Problem |
Lines holding the string "type" are the ones to copy; find them all in the data.

Provided entries |

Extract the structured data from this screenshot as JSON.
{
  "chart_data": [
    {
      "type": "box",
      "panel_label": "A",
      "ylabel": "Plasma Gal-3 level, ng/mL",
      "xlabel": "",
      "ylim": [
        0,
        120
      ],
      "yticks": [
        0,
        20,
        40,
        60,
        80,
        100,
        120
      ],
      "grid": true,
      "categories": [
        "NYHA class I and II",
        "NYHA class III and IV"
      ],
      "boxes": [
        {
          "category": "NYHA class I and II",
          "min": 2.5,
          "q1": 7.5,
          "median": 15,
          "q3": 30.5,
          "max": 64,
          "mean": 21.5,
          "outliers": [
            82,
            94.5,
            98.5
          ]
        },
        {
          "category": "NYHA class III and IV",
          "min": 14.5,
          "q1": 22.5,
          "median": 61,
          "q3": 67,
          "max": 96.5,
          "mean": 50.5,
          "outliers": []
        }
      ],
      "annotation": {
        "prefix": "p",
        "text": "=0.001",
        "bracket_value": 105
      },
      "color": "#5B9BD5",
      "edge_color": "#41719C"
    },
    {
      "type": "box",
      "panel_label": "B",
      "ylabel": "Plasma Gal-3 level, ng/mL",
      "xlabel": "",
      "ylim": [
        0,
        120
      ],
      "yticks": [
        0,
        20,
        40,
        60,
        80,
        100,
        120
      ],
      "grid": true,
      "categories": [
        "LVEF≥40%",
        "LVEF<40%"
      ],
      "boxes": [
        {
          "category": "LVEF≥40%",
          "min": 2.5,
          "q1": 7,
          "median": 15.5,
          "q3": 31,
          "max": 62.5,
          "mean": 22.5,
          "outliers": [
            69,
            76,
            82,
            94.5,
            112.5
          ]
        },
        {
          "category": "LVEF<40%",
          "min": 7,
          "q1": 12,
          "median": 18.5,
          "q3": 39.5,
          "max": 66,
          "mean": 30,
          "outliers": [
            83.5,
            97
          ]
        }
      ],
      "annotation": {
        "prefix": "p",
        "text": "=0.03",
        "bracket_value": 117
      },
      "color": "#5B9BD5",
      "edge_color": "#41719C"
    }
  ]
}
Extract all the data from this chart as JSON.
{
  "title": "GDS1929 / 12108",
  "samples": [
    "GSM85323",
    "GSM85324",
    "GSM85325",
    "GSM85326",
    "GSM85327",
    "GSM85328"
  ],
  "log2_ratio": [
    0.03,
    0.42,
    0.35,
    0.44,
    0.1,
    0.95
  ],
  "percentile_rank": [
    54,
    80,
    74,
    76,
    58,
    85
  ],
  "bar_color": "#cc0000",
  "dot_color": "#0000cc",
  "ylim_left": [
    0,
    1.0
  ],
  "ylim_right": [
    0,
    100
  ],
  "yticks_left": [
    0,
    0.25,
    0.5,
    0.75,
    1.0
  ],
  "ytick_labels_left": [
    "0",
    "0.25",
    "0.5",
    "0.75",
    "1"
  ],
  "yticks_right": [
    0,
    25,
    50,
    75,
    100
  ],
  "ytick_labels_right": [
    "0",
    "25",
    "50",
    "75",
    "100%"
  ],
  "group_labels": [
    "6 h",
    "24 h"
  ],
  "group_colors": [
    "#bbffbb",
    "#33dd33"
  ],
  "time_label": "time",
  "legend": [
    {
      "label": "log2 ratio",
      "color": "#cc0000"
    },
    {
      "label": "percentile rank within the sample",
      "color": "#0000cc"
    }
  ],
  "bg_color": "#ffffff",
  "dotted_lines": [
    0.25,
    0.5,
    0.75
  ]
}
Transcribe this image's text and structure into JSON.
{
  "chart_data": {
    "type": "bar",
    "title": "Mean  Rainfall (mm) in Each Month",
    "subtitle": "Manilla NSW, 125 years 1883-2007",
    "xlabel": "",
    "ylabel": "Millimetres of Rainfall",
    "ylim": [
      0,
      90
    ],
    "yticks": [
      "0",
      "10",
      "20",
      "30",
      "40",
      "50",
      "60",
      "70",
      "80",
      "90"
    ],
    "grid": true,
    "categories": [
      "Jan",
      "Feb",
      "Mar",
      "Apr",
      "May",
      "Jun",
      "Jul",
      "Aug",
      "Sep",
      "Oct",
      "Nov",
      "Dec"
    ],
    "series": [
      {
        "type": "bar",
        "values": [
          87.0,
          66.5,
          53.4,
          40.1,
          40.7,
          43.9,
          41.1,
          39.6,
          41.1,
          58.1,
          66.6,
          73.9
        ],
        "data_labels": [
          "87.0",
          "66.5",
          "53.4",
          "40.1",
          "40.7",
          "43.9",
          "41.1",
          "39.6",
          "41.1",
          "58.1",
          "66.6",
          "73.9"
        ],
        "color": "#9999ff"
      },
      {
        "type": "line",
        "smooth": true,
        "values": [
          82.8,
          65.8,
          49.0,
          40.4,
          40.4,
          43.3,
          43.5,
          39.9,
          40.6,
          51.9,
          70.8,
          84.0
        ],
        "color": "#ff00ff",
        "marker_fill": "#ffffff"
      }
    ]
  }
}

The response |
      "type": "box",
      "type": "box",
    "type": "bar",
        "type": "bar",
        "type": "line",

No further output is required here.